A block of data
★ ★ ★ ★ ★ ★ ★

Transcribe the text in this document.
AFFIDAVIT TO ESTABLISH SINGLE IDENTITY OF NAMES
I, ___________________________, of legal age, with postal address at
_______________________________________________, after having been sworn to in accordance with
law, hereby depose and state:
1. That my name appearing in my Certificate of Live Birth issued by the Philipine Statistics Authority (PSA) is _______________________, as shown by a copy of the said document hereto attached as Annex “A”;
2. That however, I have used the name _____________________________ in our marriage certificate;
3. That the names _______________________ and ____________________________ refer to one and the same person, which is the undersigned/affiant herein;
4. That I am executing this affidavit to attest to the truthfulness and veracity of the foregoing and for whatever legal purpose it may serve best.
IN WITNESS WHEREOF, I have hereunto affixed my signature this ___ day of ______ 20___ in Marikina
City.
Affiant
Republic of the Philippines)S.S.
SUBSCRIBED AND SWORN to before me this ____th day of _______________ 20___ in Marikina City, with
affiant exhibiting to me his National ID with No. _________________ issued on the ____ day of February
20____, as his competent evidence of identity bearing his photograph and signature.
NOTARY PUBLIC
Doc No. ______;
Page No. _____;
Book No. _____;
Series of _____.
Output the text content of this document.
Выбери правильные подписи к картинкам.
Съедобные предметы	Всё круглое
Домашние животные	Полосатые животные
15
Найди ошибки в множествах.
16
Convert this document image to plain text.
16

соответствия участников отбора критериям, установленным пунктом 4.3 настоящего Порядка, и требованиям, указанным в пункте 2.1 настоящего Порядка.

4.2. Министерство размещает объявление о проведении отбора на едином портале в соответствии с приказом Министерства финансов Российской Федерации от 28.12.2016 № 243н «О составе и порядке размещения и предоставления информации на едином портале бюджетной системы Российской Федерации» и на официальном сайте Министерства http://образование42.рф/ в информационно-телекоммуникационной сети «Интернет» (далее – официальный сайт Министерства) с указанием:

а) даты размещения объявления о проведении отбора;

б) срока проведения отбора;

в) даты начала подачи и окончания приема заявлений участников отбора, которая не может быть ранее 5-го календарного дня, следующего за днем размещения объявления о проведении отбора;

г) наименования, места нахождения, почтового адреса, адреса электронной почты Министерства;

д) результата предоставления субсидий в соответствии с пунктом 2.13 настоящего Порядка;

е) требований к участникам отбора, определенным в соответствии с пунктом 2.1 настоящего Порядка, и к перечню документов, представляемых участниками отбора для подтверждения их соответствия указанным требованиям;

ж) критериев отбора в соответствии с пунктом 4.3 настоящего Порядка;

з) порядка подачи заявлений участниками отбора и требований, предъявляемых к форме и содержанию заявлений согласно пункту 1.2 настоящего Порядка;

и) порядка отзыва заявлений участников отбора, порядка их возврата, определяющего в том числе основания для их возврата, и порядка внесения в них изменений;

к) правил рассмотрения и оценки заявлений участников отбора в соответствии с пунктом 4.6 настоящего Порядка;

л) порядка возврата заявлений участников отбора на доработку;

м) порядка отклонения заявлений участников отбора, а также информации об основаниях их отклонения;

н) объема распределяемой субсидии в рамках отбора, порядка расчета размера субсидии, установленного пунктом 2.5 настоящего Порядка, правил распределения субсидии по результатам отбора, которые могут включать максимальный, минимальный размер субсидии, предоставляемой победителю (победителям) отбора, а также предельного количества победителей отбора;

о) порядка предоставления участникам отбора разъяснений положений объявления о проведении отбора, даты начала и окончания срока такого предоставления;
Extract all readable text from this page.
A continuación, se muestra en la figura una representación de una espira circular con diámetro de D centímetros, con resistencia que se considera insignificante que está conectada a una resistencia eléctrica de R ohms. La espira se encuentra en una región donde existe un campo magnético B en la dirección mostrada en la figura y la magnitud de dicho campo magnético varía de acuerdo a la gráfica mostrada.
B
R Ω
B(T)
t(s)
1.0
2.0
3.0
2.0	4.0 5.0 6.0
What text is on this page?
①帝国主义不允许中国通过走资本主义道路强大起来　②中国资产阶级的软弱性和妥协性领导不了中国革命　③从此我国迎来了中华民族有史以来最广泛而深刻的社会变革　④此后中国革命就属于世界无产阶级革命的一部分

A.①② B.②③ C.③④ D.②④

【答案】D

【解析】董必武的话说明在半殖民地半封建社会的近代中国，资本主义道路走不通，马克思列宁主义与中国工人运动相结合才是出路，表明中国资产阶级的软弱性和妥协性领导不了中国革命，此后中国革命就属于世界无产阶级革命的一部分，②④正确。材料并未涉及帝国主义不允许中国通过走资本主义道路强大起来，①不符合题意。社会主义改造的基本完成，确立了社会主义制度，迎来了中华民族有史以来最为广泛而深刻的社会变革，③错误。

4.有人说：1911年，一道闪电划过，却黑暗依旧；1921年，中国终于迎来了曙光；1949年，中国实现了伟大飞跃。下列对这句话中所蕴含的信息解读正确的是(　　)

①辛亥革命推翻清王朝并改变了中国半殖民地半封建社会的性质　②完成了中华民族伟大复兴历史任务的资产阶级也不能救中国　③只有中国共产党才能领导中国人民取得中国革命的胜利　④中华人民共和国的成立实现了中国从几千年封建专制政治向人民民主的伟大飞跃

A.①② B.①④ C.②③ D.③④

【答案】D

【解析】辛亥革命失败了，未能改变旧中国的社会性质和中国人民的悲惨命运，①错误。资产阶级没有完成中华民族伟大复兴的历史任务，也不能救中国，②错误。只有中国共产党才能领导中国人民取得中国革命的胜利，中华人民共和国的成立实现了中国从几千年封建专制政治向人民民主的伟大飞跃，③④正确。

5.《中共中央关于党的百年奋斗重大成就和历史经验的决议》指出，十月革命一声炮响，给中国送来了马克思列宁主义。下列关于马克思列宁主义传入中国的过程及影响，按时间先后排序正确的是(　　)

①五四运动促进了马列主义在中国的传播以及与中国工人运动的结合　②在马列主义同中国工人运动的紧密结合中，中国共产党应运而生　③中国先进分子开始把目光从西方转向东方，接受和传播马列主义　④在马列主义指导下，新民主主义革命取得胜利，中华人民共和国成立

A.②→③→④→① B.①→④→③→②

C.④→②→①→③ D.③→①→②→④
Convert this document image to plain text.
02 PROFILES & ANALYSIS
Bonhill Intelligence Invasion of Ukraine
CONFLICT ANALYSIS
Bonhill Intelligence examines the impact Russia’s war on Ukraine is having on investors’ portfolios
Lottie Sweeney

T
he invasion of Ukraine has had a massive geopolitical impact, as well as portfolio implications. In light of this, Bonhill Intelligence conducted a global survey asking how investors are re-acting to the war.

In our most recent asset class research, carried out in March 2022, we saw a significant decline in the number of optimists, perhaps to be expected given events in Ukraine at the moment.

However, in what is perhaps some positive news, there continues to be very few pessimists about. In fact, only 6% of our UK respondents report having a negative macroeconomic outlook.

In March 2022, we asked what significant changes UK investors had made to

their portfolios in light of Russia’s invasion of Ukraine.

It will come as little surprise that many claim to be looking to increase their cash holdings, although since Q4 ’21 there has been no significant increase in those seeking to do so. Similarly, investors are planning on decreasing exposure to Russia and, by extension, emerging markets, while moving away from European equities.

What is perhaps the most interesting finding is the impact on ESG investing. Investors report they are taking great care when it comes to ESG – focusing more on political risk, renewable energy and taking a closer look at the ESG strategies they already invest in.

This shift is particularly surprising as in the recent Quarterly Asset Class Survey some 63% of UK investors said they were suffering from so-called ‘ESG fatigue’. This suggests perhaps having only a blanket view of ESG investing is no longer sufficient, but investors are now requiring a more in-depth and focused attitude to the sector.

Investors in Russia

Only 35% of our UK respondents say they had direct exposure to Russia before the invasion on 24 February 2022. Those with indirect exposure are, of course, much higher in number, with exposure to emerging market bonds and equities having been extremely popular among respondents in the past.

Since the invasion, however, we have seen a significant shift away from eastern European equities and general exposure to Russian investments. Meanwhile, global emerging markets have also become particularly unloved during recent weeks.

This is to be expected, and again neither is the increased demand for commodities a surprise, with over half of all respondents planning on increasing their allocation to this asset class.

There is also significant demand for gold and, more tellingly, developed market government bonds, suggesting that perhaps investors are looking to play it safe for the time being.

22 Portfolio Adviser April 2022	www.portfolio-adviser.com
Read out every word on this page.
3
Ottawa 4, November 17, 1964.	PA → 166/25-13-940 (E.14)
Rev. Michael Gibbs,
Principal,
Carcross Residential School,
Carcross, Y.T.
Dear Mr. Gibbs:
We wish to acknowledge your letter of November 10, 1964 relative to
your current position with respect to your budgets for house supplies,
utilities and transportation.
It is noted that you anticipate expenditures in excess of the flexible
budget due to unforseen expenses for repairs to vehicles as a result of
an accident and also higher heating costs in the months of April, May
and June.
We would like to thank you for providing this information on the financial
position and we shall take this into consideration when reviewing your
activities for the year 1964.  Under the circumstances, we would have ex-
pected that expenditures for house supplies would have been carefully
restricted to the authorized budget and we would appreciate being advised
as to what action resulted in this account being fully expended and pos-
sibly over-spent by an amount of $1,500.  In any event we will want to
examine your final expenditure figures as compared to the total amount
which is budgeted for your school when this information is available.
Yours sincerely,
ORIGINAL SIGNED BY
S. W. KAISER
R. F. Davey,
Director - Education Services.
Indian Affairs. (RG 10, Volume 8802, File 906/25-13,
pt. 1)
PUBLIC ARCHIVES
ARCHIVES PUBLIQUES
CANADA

★ ★ ★ ★ ★ ★ ★

Return each line that includes "supplies".

your current position with respect to your budgets for house supplies,
pected that expenditures for house supplies would have been carefully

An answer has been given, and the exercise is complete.